*** Data shown

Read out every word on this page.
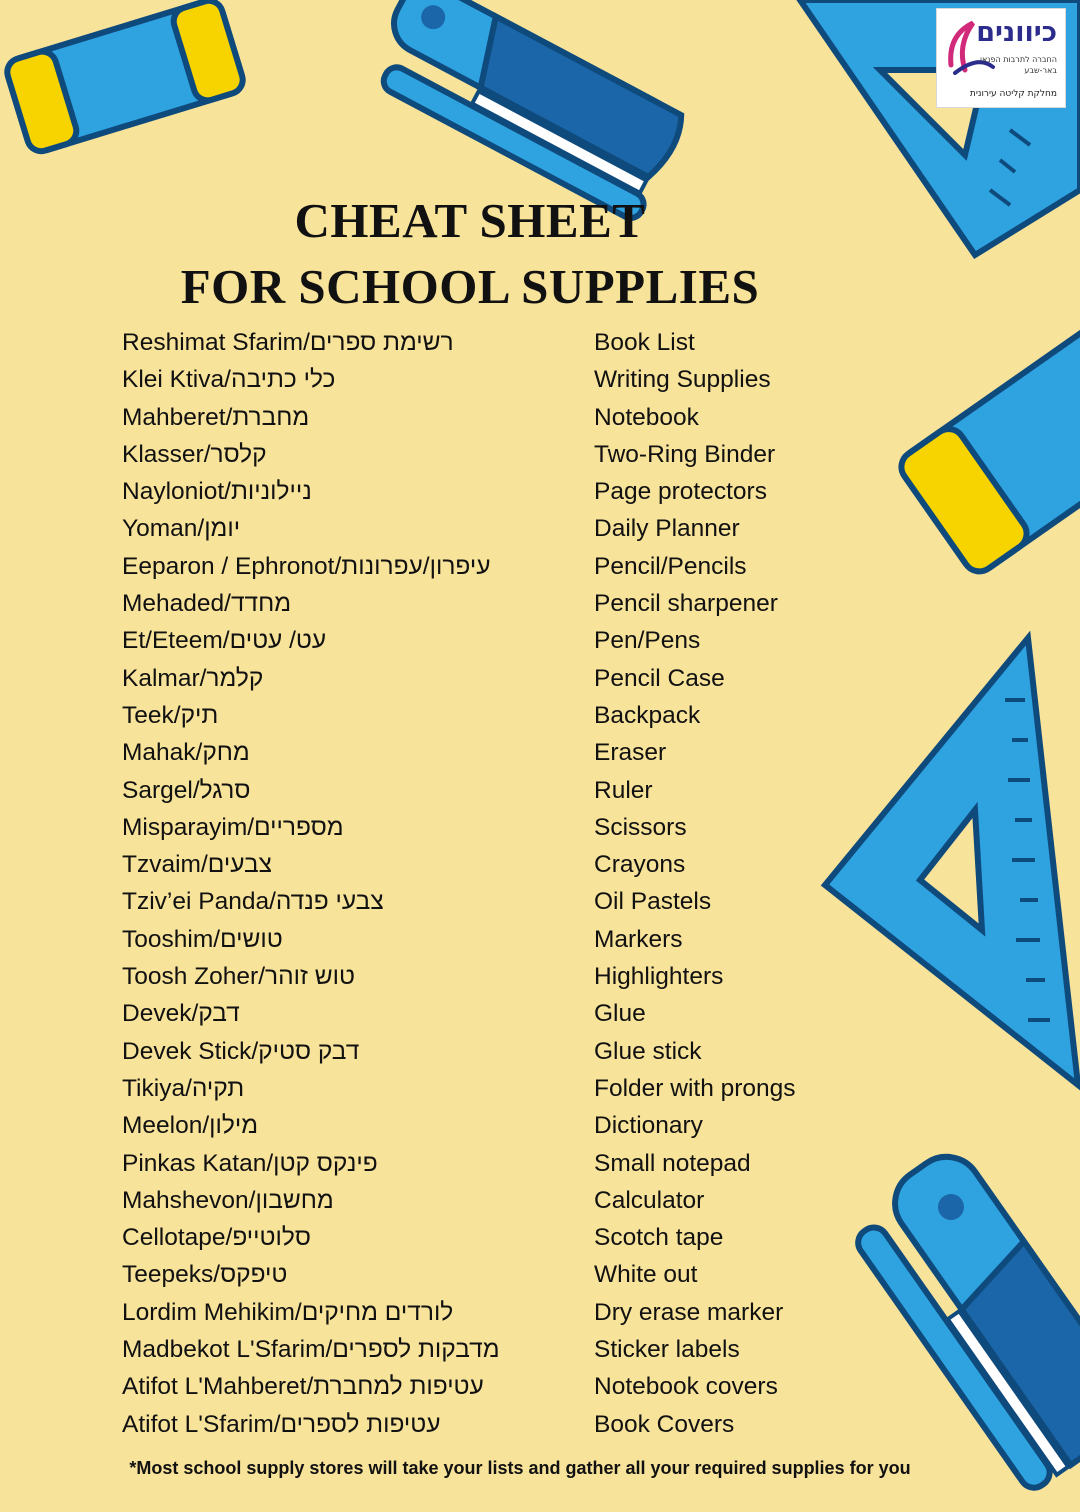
כיוונים
החברה לתרבות הפנאי
באר-שבע
מחלקת קליטה עירונית
CHEAT SHEET
FOR SCHOOL SUPPLIES
רשימת ספרים/Reshimat Sfarim	Book List
כלי כתיבה/Klei Ktiva	Writing Supplies
מחברת/Mahberet	Notebook
קלסר/Klasser	Two-Ring Binder
ניילוניות/Nayloniot	Page protectors
יומן/Yoman	Daily Planner
עיפרון/עפרונות/Eeparon / Ephronot	Pencil/Pencils
מחדד/Mehaded	Pencil sharpener
עט/ עטים/Et/Eteem	Pen/Pens
קלמר/Kalmar	Pencil Case
תיק/Teek	Backpack
מחק/Mahak	Eraser
סרגל/Sargel	Ruler
מספריים/Misparayim	Scissors
צבעים/Tzvaim	Crayons
צבעי פנדה/Tziv’ei Panda	Oil Pastels
טושים/Tooshim	Markers
טוש זוהר/Toosh Zoher	Highlighters
דבק/Devek	Glue
דבק סטיק/Devek Stick	Glue stick
תקיה/Tikiya	Folder with prongs
מילון/Meelon	Dictionary
פינקס קטן/Pinkas Katan	Small notepad
מחשבון/Mahshevon	Calculator
סלוטייפ/Cellotape	Scotch tape
טיפקס/Teepeks	White out
לורדים מחיקים/Lordim Mehikim	Dry erase marker
מדבקות לספרים/Madbekot L'Sfarim	Sticker labels
עטיפות למחברת/Atifot L'Mahberet	Notebook covers
עטיפות לספרים/Atifot L'Sfarim	Book Covers
*Most school supply stores will take your lists and gather all your required supplies for you
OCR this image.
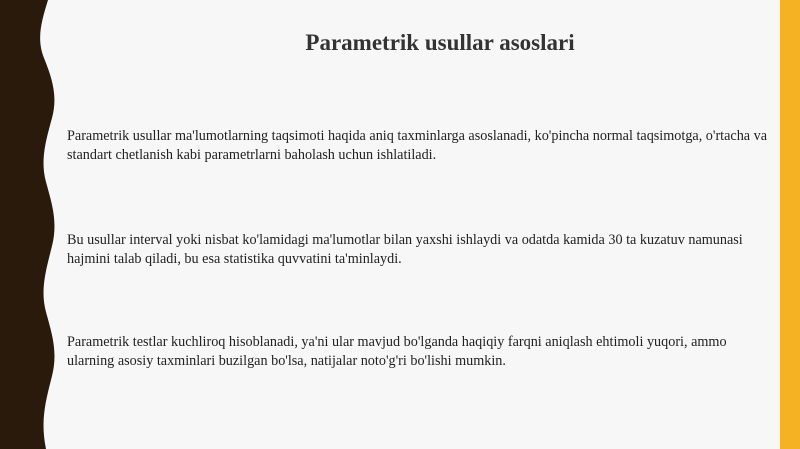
Parametrik usullar asoslari

Parametrik usullar ma'lumotlarning taqsimoti haqida aniq taxminlarga asoslanadi, ko'pincha normal taqsimotga, o'rtacha va standart chetlanish kabi parametrlarni baholash uchun ishlatiladi.

Bu usullar interval yoki nisbat ko'lamidagi ma'lumotlar bilan yaxshi ishlaydi va odatda kamida 30 ta kuzatuv namunasi hajmini talab qiladi, bu esa statistika quvvatini ta'minlaydi.

Parametrik testlar kuchliroq hisoblanadi, ya'ni ular mavjud bo'lganda haqiqiy farqni aniqlash ehtimoli yuqori, ammo ularning asosiy taxminlari buzilgan bo'lsa, natijalar noto'g'ri bo'lishi mumkin.
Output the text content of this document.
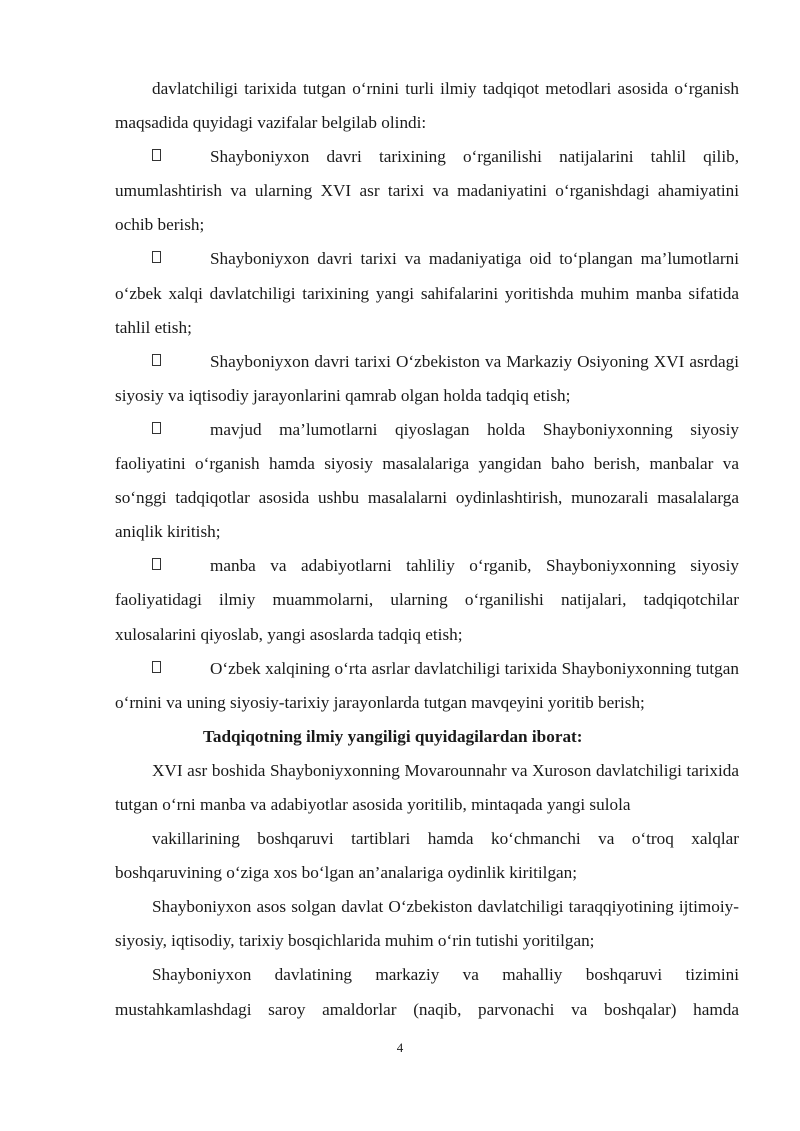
davlatchiligi tarixida tutgan o‘rnini turli ilmiy tadqiqot metodlari asosida o‘rganish maqsadida quyidagi vazifalar belgilab olindi:

Shayboniyxon davri tarixining o‘rganilishi natijalarini tahlil qilib, umumlashtirish va ularning XVI asr tarixi va madaniyatini o‘rganishdagi ahamiyatini ochib berish;

Shayboniyxon davri tarixi va madaniyatiga oid to‘plangan ma’lumotlarni o‘zbek xalqi davlatchiligi tarixining yangi sahifalarini yoritishda muhim manba sifatida tahlil etish;

Shayboniyxon davri tarixi O‘zbekiston va Markaziy Osiyoning XVI asrdagi siyosiy va iqtisodiy jarayonlarini qamrab olgan holda tadqiq etish;

mavjud ma’lumotlarni qiyoslagan holda Shayboniyxonning siyosiy faoliyatini o‘rganish hamda siyosiy masalalariga yangidan baho berish, manbalar va so‘nggi tadqiqotlar asosida ushbu masalalarni oydinlashtirish, munozarali masalalarga aniqlik kiritish;

manba va adabiyotlarni tahliliy o‘rganib, Shayboniyxonning siyosiy faoliyatidagi ilmiy muammolarni, ularning o‘rganilishi natijalari, tadqiqotchilar xulosalarini qiyoslab, yangi asoslarda tadqiq etish;

O‘zbek xalqining o‘rta asrlar davlatchiligi tarixida Shayboniyxonning tutgan o‘rnini va uning siyosiy-tarixiy jarayonlarda tutgan mavqeyini yoritib berish;

Tadqiqotning ilmiy yangiligi quyidagilardan iborat:

XVI asr boshida Shayboniyxonning Movarounnahr va Xuroson davlatchiligi tarixida tutgan o‘rni manba va adabiyotlar asosida yoritilib, mintaqada yangi sulola

vakillarining boshqaruvi tartiblari hamda ko‘chmanchi va o‘troq xalqlar boshqaruvining o‘ziga xos bo‘lgan an’analariga oydinlik kiritilgan;

Shayboniyxon asos solgan davlat O‘zbekiston davlatchiligi taraqqiyotining ijtimoiy-siyosiy, iqtisodiy, tarixiy bosqichlarida muhim o‘rin tutishi yoritilgan;

Shayboniyxon davlatining markaziy va mahalliy boshqaruvi tizimini mustahkamlashdagi saroy amaldorlar (naqib, parvonachi va boshqalar) hamda

4
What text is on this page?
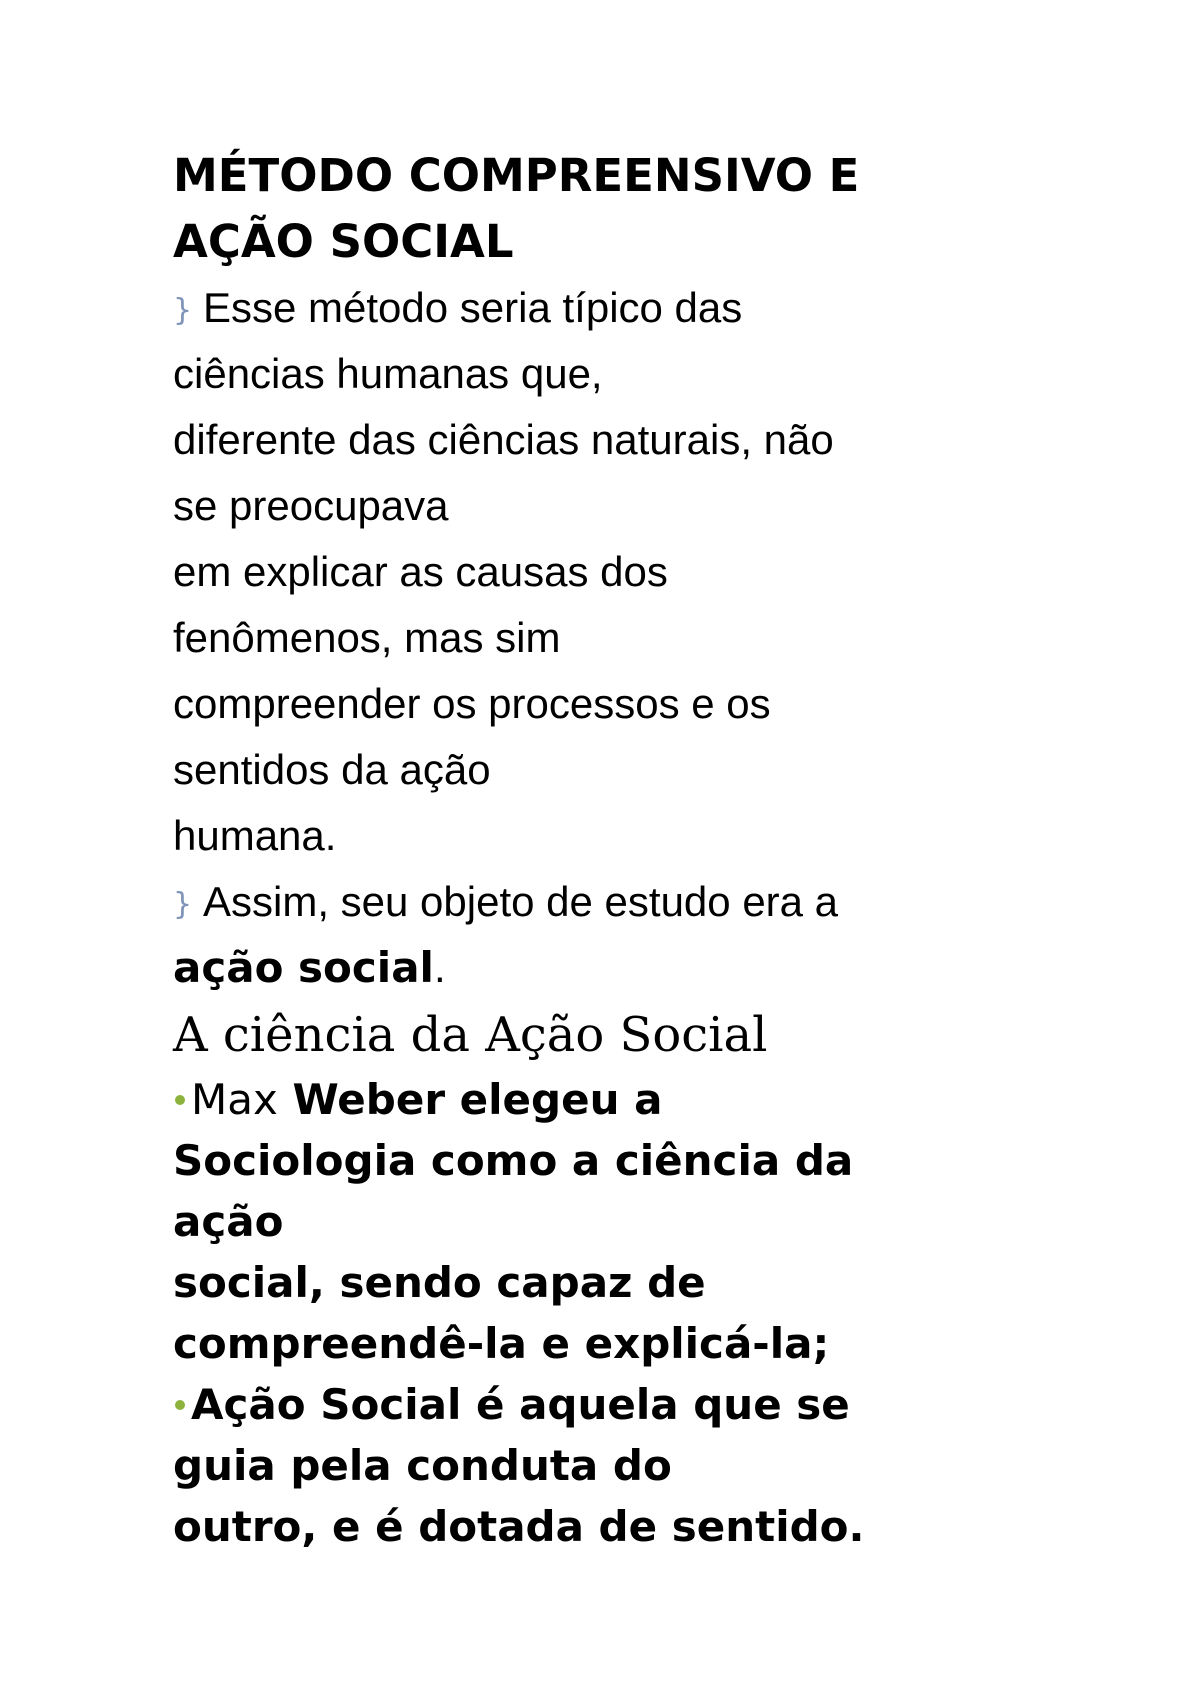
MÉTODO COMPREENSIVO E
AÇÃO SOCIAL
} Esse método seria típico das
ciências humanas que,
diferente das ciências naturais, não
se preocupava
em explicar as causas dos
fenômenos, mas sim
compreender os processos e os
sentidos da ação
humana.
} Assim, seu objeto de estudo era a
ação social.
A ciência da Ação Social
Max Weber elegeu a
Sociologia como a ciência da
ação
social, sendo capaz de
compreendê-la e explicá-la;
Ação Social é aquela que se
guia pela conduta do
outro, e é dotada de sentido.
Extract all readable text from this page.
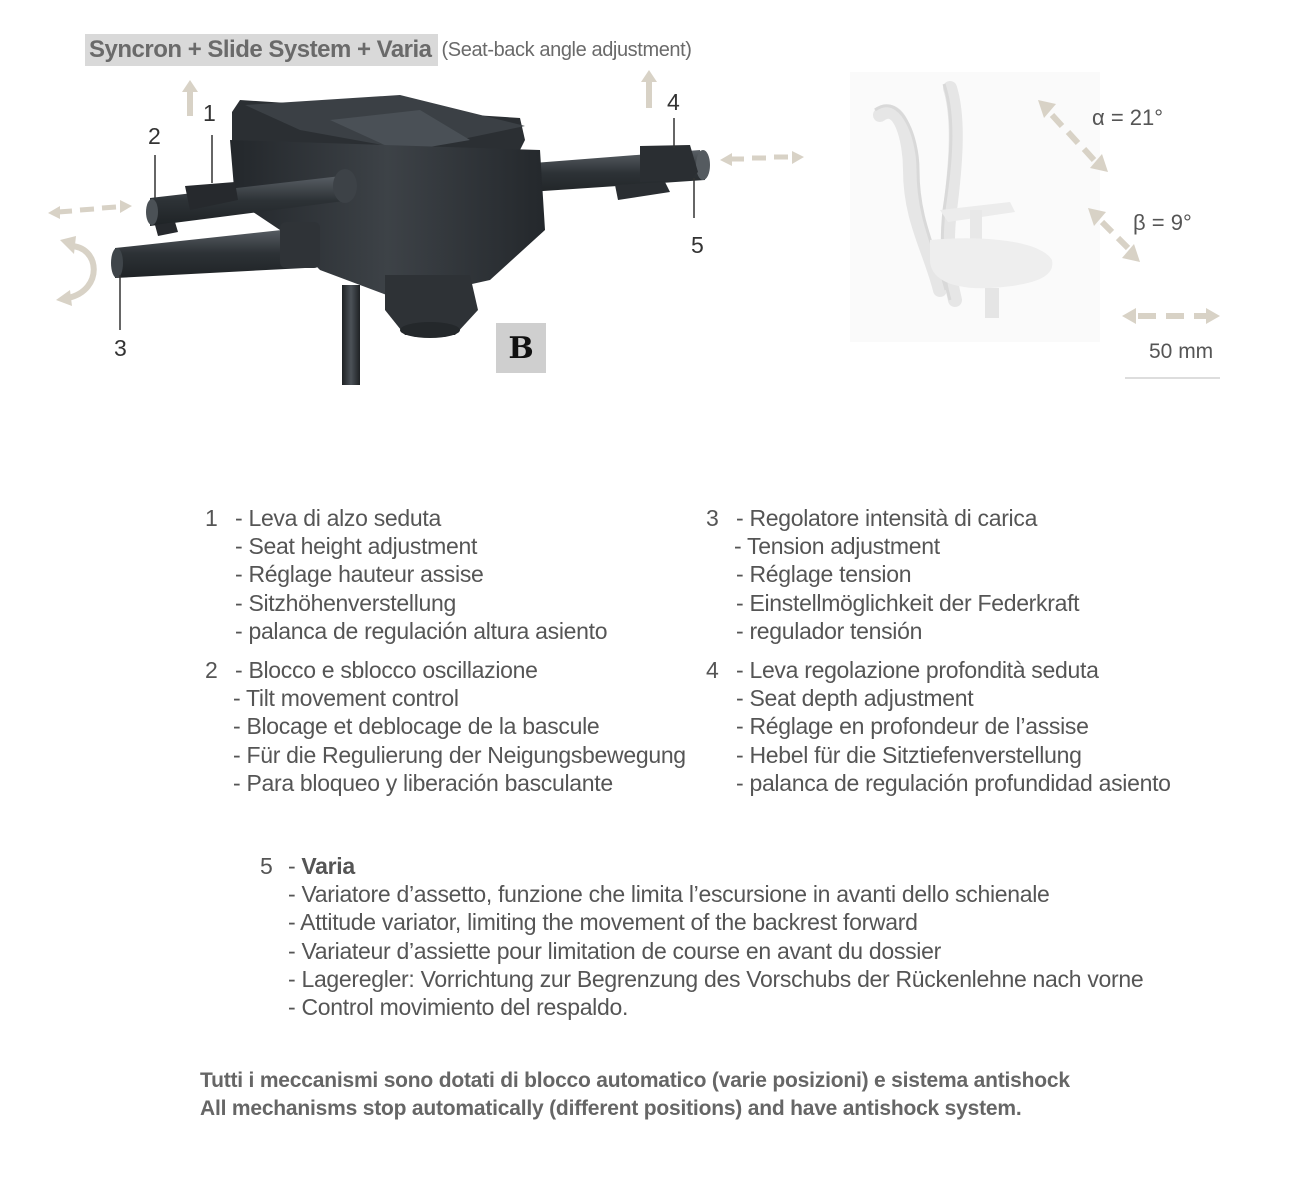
Syncron + Slide System + Varia (Seat-back angle adjustment)
1
2
3
4
5
B
α = 21°
β = 9°
50 mm
1 - Leva di alzo seduta
- Seat height adjustment
- Réglage hauteur assise
- Sitzhöhenverstellung
- palanca de regulación altura asiento
2 - Blocco e sblocco oscillazione
- Tilt movement control
- Blocage et deblocage de la bascule
- Für die Regulierung der Neigungsbewegung
- Para bloqueo y liberación basculante
3 - Regolatore intensità di carica
- Tension adjustment
- Réglage tension
- Einstellmöglichkeit der Federkraft
- regulador tensión
4 - Leva regolazione profondità seduta
- Seat depth adjustment
- Réglage en profondeur de l’assise
- Hebel für die Sitztiefenverstellung
- palanca de regulación profundidad asiento
5 - Varia
- Variatore d’assetto, funzione che limita l’escursione in avanti dello schienale
- Attitude variator, limiting the movement of the backrest forward
- Variateur d’assiette pour limitation de course en avant du dossier
- Lageregler: Vorrichtung zur Begrenzung des Vorschubs der Rückenlehne nach vorne
- Control movimiento del respaldo.
Tutti i meccanismi sono dotati di blocco automatico (varie posizioni) e sistema antishock
All mechanisms stop automatically (different positions) and have antishock system.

******

▶ **What you should do**
Look over the records above and copy each line that includes the string "ilmiy".

▶ **Task result**
davlatchiligi tarixida tutgan o‘rnini turli ilmiy tadqiqot metodlari asosida o‘rganish maqsadida quyidagi vazifalar belgilab olindi:
manba va adabiyotlarni tahliliy o‘rganib, Shayboniyxonning siyosiy faoliyatidagi ilmiy muammolarni, ularning o‘rganilishi natijalari, tadqiqotchilar xulosalarini qiyoslab, yangi asoslarda tadqiq etish;
Tadqiqotning ilmiy yangiligi quyidagilardan iborat:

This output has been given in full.